• [Recorded data]
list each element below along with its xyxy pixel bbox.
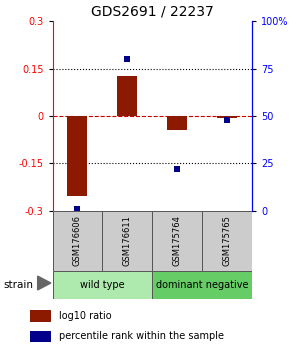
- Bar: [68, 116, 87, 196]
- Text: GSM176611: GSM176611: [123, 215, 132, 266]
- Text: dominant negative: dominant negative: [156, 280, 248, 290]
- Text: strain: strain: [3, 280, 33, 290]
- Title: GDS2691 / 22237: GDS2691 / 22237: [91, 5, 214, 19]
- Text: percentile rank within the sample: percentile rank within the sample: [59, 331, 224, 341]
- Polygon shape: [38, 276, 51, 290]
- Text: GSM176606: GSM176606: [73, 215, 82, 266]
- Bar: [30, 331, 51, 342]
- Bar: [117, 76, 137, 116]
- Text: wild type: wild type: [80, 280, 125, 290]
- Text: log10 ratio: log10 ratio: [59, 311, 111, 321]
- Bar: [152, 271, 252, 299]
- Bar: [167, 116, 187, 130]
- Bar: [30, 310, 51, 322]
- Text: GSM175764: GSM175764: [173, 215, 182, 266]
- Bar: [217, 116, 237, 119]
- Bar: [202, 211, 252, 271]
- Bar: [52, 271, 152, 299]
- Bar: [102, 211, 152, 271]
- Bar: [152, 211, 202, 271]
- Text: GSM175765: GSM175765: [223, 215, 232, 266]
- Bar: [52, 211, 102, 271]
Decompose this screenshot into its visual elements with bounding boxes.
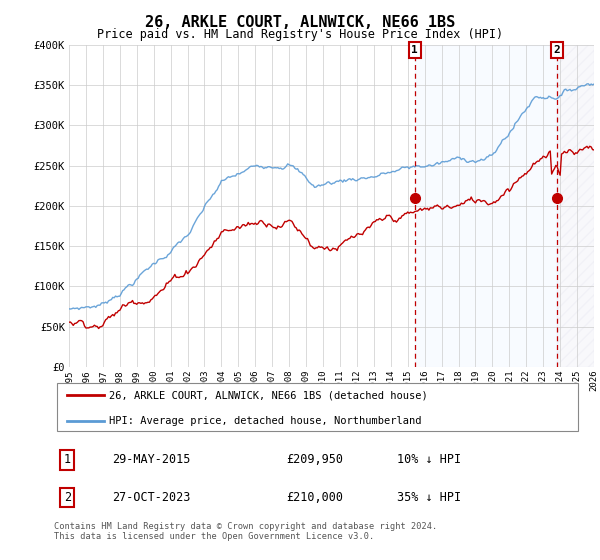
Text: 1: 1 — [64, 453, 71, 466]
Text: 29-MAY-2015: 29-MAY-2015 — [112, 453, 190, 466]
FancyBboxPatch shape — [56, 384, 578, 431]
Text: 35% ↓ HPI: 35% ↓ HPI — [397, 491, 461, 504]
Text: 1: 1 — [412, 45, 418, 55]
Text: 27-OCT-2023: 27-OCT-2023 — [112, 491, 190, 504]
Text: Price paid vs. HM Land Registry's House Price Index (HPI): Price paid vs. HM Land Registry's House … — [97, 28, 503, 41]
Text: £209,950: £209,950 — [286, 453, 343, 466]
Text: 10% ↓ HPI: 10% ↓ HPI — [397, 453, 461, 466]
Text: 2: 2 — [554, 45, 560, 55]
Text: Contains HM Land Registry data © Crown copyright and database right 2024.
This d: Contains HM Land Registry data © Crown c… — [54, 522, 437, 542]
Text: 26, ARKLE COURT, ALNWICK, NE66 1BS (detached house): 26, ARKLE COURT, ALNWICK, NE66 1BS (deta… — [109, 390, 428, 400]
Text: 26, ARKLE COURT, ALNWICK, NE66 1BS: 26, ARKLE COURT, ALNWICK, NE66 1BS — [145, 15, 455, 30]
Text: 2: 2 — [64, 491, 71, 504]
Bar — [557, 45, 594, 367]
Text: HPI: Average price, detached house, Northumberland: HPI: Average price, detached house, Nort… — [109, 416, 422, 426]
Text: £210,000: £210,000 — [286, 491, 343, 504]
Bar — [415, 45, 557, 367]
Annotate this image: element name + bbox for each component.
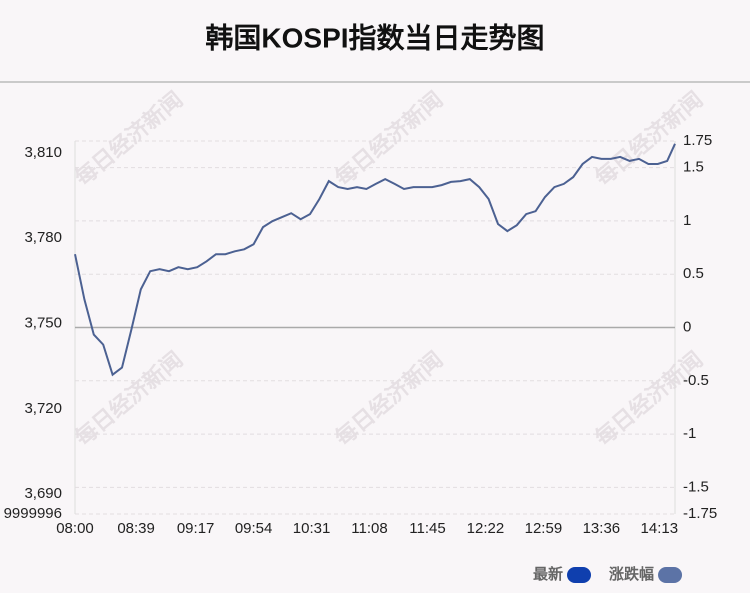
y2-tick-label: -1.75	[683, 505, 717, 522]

• [Exercise instructions] Copy out every line of the records above word for word, leaving out the pictures.

• [Correct answer]
list each element below along with its xyxy pixel bbox.
- Bar: [68, 116, 87, 196]
- Text: GSM176611: GSM176611: [123, 215, 132, 266]
- Text: dominant negative: dominant negative: [156, 280, 248, 290]
- Text: strain: strain: [3, 280, 33, 290]
- Title: GDS2691 / 22237: GDS2691 / 22237: [91, 5, 214, 19]
- Text: percentile rank within the sample: percentile rank within the sample: [59, 331, 224, 341]
- Polygon shape: [38, 276, 51, 290]
- Text: GSM176606: GSM176606: [73, 215, 82, 266]
- Bar: [30, 331, 51, 342]
- Bar: [117, 76, 137, 116]
- Text: wild type: wild type: [80, 280, 125, 290]
- Text: log10 ratio: log10 ratio: [59, 311, 111, 321]
- Bar: [152, 271, 252, 299]
- Bar: [167, 116, 187, 130]
- Bar: [30, 310, 51, 322]
- Text: GSM175764: GSM175764: [173, 215, 182, 266]
- Bar: [217, 116, 237, 119]
- Bar: [202, 211, 252, 271]
- Bar: [52, 271, 152, 299]
- Bar: [102, 211, 152, 271]
- Bar: [152, 211, 202, 271]
- Text: GSM175765: GSM175765: [223, 215, 232, 266]
- Bar: [52, 211, 102, 271]
Decompose this screenshot into its visual elements with bounding boxes.
Text: 1: 1 — [64, 453, 71, 466]
Text: 29-MAY-2015: 29-MAY-2015 — [112, 453, 190, 466]
FancyBboxPatch shape — [56, 384, 578, 431]
Text: 35% ↓ HPI: 35% ↓ HPI — [397, 491, 461, 504]
Text: 1: 1 — [412, 45, 418, 55]
Text: 27-OCT-2023: 27-OCT-2023 — [112, 491, 190, 504]
Text: Price paid vs. HM Land Registry's House Price Index (HPI): Price paid vs. HM Land Registry's House … — [97, 28, 503, 41]
Text: £209,950: £209,950 — [286, 453, 343, 466]
Text: 10% ↓ HPI: 10% ↓ HPI — [397, 453, 461, 466]
Text: 2: 2 — [554, 45, 560, 55]
Text: Contains HM Land Registry data © Crown copyright and database right 2024.
This d: Contains HM Land Registry data © Crown c… — [54, 522, 437, 542]
Text: 26, ARKLE COURT, ALNWICK, NE66 1BS (detached house): 26, ARKLE COURT, ALNWICK, NE66 1BS (deta… — [109, 390, 428, 400]
Text: 26, ARKLE COURT, ALNWICK, NE66 1BS: 26, ARKLE COURT, ALNWICK, NE66 1BS — [145, 15, 455, 30]
Text: 2: 2 — [64, 491, 71, 504]
Bar — [557, 45, 594, 367]
Text: HPI: Average price, detached house, Northumberland: HPI: Average price, detached house, Nort… — [109, 416, 422, 426]
Text: £210,000: £210,000 — [286, 491, 343, 504]
Bar — [415, 45, 557, 367]
Annotate this image: element name + bbox for each component.
y2-tick-label: -1.75	[683, 505, 717, 522]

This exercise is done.